## WHAT TO PRODUCE
Output all of the entries below precisely as written.

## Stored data
★ ★ ★ ★ ★

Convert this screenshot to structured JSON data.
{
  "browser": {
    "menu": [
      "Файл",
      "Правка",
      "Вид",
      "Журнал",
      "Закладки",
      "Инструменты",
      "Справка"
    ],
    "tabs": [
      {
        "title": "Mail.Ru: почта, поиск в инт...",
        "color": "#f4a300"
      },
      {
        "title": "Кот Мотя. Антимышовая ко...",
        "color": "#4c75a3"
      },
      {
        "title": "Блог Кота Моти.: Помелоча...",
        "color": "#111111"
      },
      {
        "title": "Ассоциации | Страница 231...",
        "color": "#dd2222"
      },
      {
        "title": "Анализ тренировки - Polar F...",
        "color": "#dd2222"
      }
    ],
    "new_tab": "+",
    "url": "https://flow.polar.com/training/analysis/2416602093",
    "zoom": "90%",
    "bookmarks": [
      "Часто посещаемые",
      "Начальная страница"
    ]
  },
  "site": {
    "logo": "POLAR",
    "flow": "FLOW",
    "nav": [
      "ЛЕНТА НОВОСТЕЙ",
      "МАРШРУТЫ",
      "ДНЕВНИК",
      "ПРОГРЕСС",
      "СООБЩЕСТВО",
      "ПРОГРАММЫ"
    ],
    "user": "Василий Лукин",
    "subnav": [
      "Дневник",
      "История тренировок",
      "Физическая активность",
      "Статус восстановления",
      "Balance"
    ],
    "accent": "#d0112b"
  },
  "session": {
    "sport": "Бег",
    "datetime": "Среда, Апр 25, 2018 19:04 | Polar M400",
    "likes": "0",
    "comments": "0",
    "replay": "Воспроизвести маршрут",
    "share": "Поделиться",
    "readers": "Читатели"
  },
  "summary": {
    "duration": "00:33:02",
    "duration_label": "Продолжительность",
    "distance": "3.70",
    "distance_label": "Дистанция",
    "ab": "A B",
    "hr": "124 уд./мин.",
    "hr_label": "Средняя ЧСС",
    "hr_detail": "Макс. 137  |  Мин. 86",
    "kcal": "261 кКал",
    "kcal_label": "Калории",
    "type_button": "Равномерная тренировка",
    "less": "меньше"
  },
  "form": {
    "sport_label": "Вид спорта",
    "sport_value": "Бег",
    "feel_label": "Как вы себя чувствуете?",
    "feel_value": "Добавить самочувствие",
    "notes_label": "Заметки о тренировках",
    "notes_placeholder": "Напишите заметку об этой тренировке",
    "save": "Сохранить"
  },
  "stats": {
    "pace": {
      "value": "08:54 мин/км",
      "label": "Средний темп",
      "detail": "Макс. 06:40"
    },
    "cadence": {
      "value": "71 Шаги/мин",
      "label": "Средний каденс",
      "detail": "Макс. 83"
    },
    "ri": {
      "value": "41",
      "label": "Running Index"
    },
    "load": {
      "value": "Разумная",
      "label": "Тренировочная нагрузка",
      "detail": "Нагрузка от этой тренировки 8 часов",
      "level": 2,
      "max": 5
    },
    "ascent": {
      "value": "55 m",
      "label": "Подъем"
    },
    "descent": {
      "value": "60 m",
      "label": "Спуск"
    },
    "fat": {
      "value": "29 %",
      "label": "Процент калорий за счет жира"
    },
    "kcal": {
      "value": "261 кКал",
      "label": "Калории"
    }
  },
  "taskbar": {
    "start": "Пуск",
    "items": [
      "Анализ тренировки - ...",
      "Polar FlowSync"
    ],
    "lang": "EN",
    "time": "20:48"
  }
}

★ ★ ★ ★ ★

## THE COMPLETED TASK
Convert this screenshot to structured JSON data.
{
  "browser": {
    "menu": [
      "Файл",
      "Правка",
      "Вид",
      "Журнал",
      "Закладки",
      "Инструменты",
      "Справка"
    ],
    "tabs": [
      {
        "title": "Mail.Ru: почта, поиск в инт...",
        "color": "#f4a300"
      },
      {
        "title": "Кот Мотя. Антимышовая ко...",
        "color": "#4c75a3"
      },
      {
        "title": "Блог Кота Моти.: Помелоча...",
        "color": "#111111"
      },
      {
        "title": "Ассоциации | Страница 231...",
        "color": "#dd2222"
      },
      {
        "title": "Анализ тренировки - Polar F...",
        "color": "#dd2222"
      }
    ],
    "new_tab": "+",
    "url": "https://flow.polar.com/training/analysis/2416602093",
    "zoom": "90%",
    "bookmarks": [
      "Часто посещаемые",
      "Начальная страница"
    ]
  },
  "site": {
    "logo": "POLAR",
    "flow": "FLOW",
    "nav": [
      "ЛЕНТА НОВОСТЕЙ",
      "МАРШРУТЫ",
      "ДНЕВНИК",
      "ПРОГРЕСС",
      "СООБЩЕСТВО",
      "ПРОГРАММЫ"
    ],
    "user": "Василий Лукин",
    "subnav": [
      "Дневник",
      "История тренировок",
      "Физическая активность",
      "Статус восстановления",
      "Balance"
    ],
    "accent": "#d0112b"
  },
  "session": {
    "sport": "Бег",
    "datetime": "Среда, Апр 25, 2018 19:04 | Polar M400",
    "likes": "0",
    "comments": "0",
    "replay": "Воспроизвести маршрут",
    "share": "Поделиться",
    "readers": "Читатели"
  },
  "summary": {
    "duration": "00:33:02",
    "duration_label": "Продолжительность",
    "distance": "3.70",
    "distance_label": "Дистанция",
    "ab": "A B",
    "hr": "124 уд./мин.",
    "hr_label": "Средняя ЧСС",
    "hr_detail": "Макс. 137  |  Мин. 86",
    "kcal": "261 кКал",
    "kcal_label": "Калории",
    "type_button": "Равномерная тренировка",
    "less": "меньше"
  },
  "form": {
    "sport_label": "Вид спорта",
    "sport_value": "Бег",
    "feel_label": "Как вы себя чувствуете?",
    "feel_value": "Добавить самочувствие",
    "notes_label": "Заметки о тренировках",
    "notes_placeholder": "Напишите заметку об этой тренировке",
    "save": "Сохранить"
  },
  "stats": {
    "pace": {
      "value": "08:54 мин/км",
      "label": "Средний темп",
      "detail": "Макс. 06:40"
    },
    "cadence": {
      "value": "71 Шаги/мин",
      "label": "Средний каденс",
      "detail": "Макс. 83"
    },
    "ri": {
      "value": "41",
      "label": "Running Index"
    },
    "load": {
      "value": "Разумная",
      "label": "Тренировочная нагрузка",
      "detail": "Нагрузка от этой тренировки 8 часов",
      "level": 2,
      "max": 5
    },
    "ascent": {
      "value": "55 m",
      "label": "Подъем"
    },
    "descent": {
      "value": "60 m",
      "label": "Спуск"
    },
    "fat": {
      "value": "29 %",
      "label": "Процент калорий за счет жира"
    },
    "kcal": {
      "value": "261 кКал",
      "label": "Калории"
    }
  },
  "taskbar": {
    "start": "Пуск",
    "items": [
      "Анализ тренировки - ...",
      "Polar FlowSync"
    ],
    "lang": "EN",
    "time": "20:48"
  }
}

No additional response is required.